What this task involves
Copy all of the material word for word, except for the pictures.

Input
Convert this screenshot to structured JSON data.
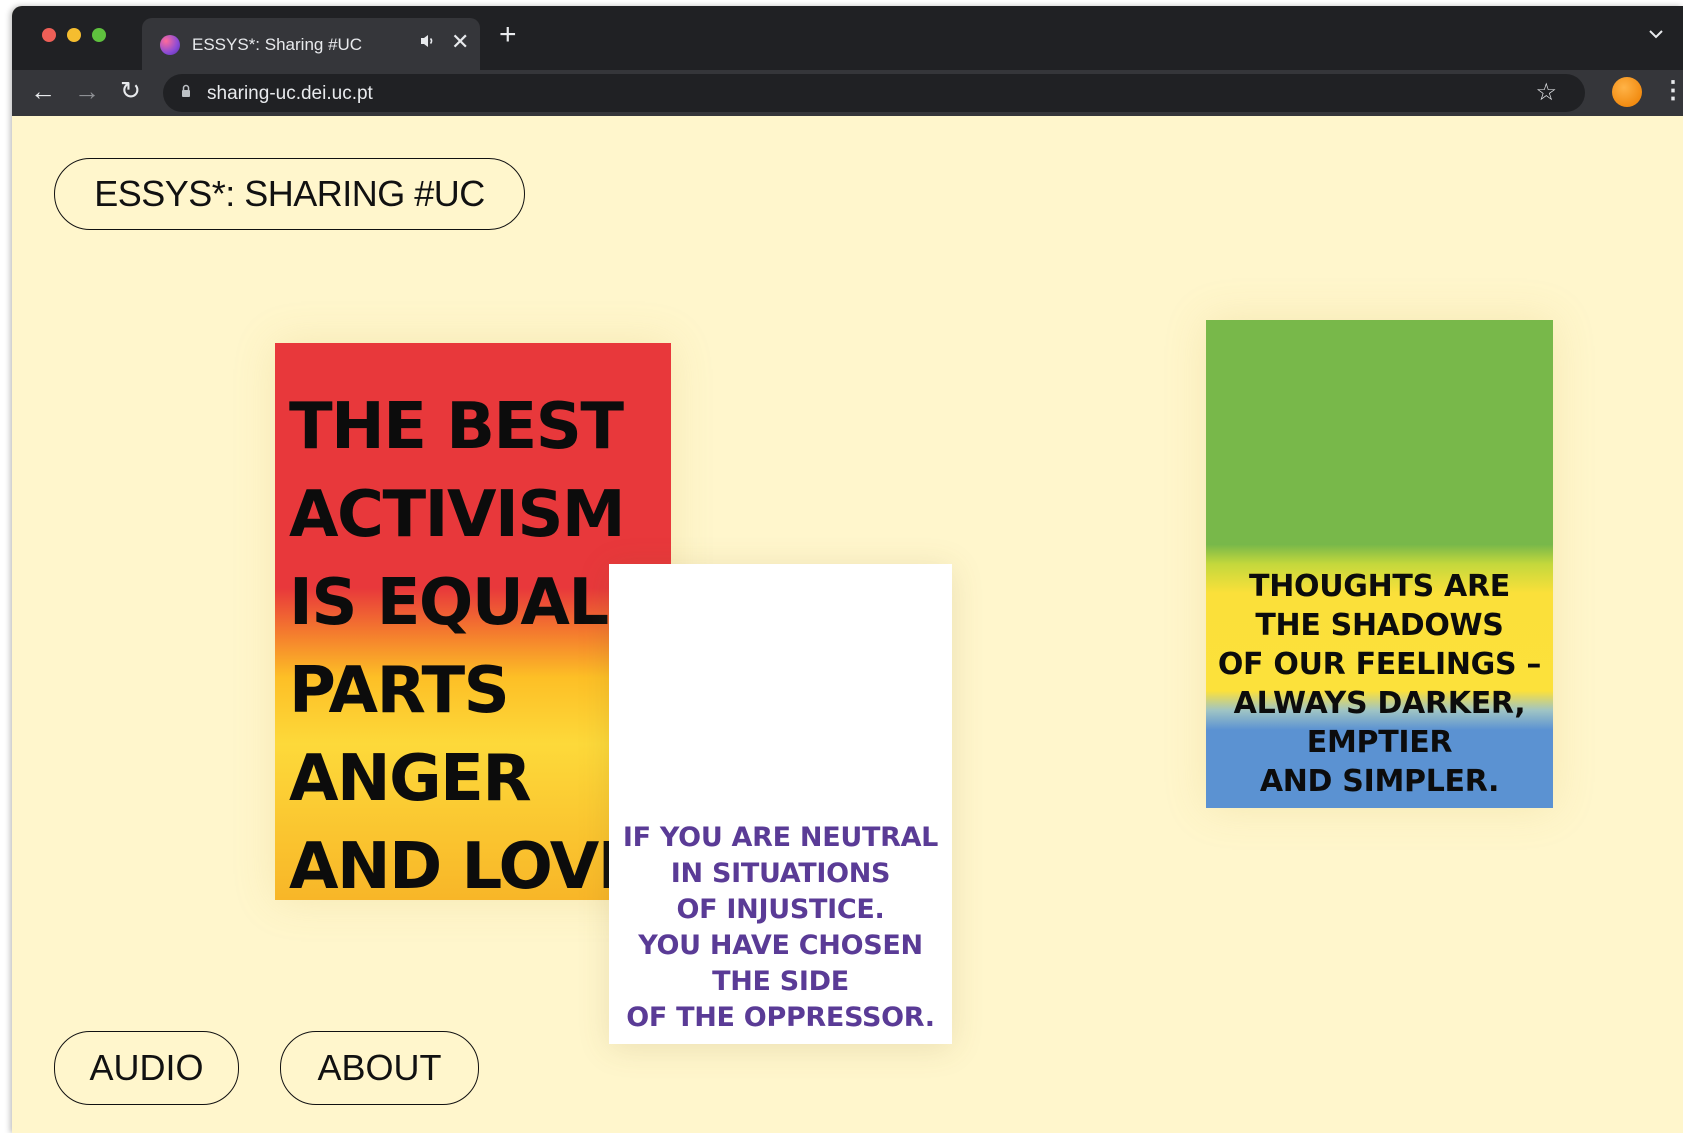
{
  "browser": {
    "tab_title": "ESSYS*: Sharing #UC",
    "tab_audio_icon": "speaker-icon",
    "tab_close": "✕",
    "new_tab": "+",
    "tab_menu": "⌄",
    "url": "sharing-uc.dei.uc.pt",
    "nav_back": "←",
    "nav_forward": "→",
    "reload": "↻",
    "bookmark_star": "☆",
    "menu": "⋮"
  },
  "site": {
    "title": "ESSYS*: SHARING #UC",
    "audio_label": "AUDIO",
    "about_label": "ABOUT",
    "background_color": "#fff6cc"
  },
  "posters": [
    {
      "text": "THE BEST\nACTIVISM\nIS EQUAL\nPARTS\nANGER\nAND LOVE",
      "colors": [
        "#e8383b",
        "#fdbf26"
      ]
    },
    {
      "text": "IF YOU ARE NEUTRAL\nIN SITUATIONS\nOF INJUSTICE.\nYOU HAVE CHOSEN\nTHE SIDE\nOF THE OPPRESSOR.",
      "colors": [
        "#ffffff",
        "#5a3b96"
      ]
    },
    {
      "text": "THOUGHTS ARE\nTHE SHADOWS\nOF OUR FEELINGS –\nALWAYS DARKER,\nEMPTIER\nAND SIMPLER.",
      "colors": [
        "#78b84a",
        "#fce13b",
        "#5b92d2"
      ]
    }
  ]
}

Full output
Convert this screenshot to structured JSON data.
{
  "browser": {
    "tab_title": "ESSYS*: Sharing #UC",
    "tab_audio_icon": "speaker-icon",
    "tab_close": "✕",
    "new_tab": "+",
    "tab_menu": "⌄",
    "url": "sharing-uc.dei.uc.pt",
    "nav_back": "←",
    "nav_forward": "→",
    "reload": "↻",
    "bookmark_star": "☆",
    "menu": "⋮"
  },
  "site": {
    "title": "ESSYS*: SHARING #UC",
    "audio_label": "AUDIO",
    "about_label": "ABOUT",
    "background_color": "#fff6cc"
  },
  "posters": [
    {
      "text": "THE BEST\nACTIVISM\nIS EQUAL\nPARTS\nANGER\nAND LOVE",
      "colors": [
        "#e8383b",
        "#fdbf26"
      ]
    },
    {
      "text": "IF YOU ARE NEUTRAL\nIN SITUATIONS\nOF INJUSTICE.\nYOU HAVE CHOSEN\nTHE SIDE\nOF THE OPPRESSOR.",
      "colors": [
        "#ffffff",
        "#5a3b96"
      ]
    },
    {
      "text": "THOUGHTS ARE\nTHE SHADOWS\nOF OUR FEELINGS –\nALWAYS DARKER,\nEMPTIER\nAND SIMPLER.",
      "colors": [
        "#78b84a",
        "#fce13b",
        "#5b92d2"
      ]
    }
  ]
}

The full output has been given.